■ What this task involves ■
Reproduce the listing below verbatim, starting at the line containing "chart-title: Sjukfrånvaro överstigande" and ending after the line containing "174, 72, 191]".

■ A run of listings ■
* BEGIN *
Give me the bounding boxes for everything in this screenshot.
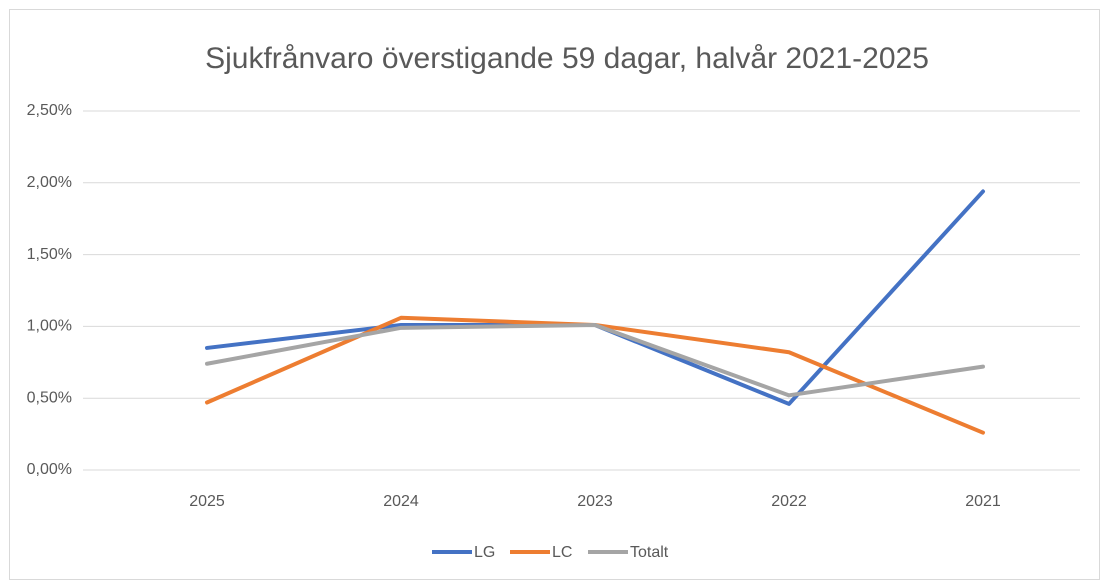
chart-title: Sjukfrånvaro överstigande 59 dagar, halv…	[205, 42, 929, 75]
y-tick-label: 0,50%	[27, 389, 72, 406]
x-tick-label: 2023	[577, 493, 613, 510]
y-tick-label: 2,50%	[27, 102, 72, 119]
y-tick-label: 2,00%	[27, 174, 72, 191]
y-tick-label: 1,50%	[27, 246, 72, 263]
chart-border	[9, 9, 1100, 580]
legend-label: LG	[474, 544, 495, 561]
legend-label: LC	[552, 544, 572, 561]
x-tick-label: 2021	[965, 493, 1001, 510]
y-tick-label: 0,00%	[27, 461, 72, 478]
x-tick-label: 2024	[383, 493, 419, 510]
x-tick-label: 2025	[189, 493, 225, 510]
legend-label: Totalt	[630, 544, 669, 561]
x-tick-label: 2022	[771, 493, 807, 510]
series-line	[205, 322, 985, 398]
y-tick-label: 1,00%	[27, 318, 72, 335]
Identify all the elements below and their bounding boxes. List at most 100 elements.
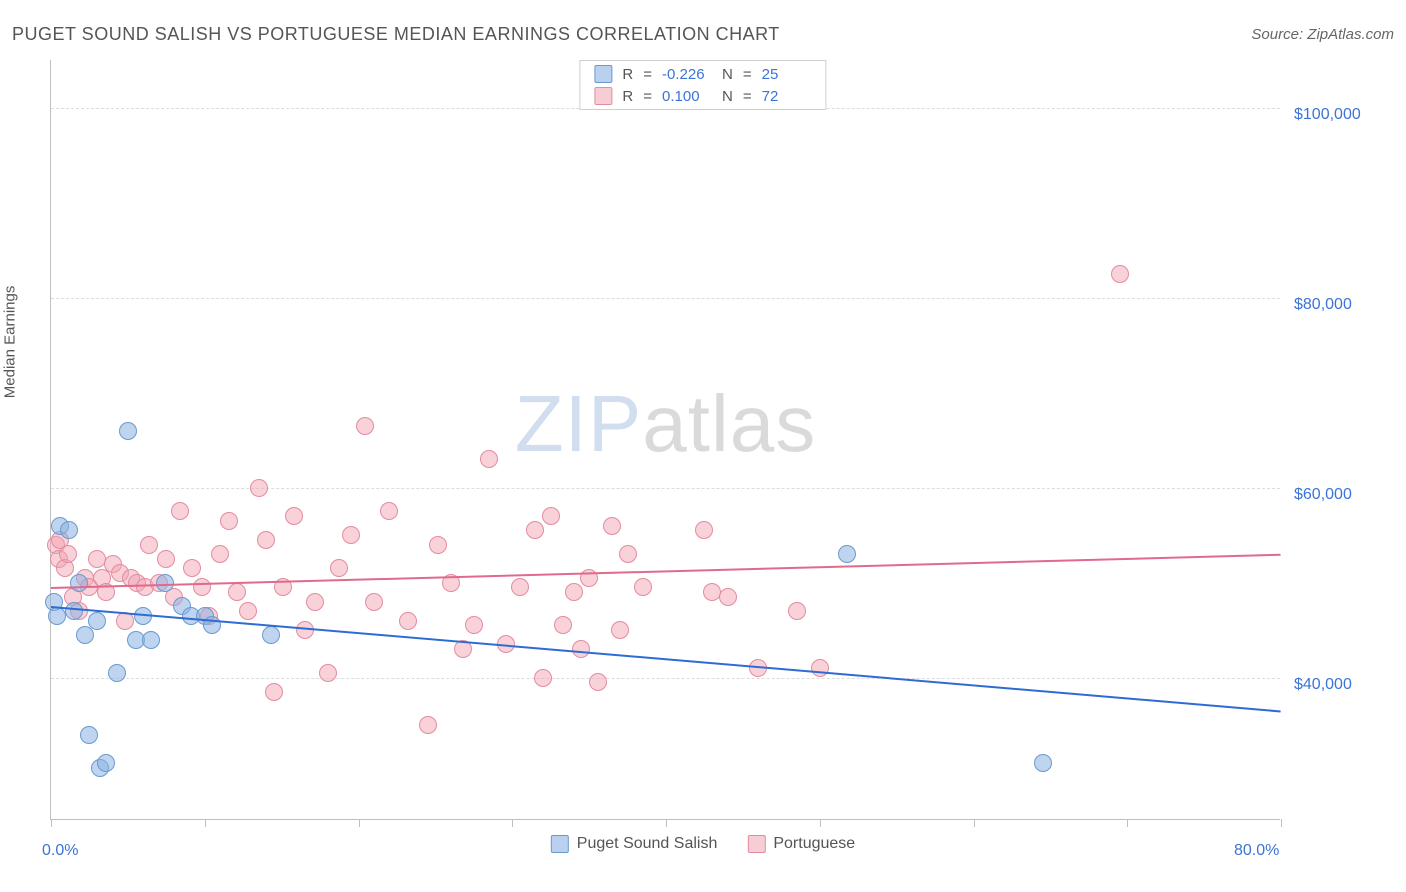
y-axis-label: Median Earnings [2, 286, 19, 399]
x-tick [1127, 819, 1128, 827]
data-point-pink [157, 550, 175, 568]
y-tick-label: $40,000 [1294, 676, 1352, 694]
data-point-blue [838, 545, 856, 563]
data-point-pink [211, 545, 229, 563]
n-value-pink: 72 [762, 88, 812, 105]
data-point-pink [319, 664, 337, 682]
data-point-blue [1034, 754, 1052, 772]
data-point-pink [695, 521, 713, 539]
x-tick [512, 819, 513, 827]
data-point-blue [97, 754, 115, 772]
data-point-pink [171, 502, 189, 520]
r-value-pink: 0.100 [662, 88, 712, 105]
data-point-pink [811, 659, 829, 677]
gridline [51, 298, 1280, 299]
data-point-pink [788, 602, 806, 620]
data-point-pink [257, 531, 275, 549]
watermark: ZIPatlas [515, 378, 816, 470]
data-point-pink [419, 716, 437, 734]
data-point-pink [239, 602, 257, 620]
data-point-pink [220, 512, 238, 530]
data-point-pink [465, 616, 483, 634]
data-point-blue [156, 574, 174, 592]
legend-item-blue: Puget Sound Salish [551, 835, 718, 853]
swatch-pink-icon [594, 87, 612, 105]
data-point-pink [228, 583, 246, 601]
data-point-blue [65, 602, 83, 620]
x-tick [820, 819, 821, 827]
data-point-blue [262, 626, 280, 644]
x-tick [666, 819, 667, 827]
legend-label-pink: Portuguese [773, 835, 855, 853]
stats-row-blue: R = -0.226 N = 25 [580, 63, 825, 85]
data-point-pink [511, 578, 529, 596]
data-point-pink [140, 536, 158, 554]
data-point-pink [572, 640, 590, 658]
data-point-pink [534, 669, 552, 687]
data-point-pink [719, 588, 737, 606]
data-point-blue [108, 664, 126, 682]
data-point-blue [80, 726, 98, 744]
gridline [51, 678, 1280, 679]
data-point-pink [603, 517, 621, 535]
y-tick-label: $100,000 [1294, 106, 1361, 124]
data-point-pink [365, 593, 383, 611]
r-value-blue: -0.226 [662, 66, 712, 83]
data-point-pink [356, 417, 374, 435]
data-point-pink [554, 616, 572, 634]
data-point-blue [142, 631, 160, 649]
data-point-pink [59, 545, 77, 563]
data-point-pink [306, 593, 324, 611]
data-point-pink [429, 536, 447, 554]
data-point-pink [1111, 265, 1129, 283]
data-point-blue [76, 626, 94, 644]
* END *
■ Answer to this problem ■
chart-title: Sjukfrånvaro överstigande 59 dagar, halv…	[205, 42, 929, 75]
y-tick-label: 0,50%	[27, 389, 72, 406]
x-tick-label: 2023	[577, 493, 613, 510]
y-tick-label: 2,50%	[27, 102, 72, 119]
y-tick-label: 2,00%	[27, 174, 72, 191]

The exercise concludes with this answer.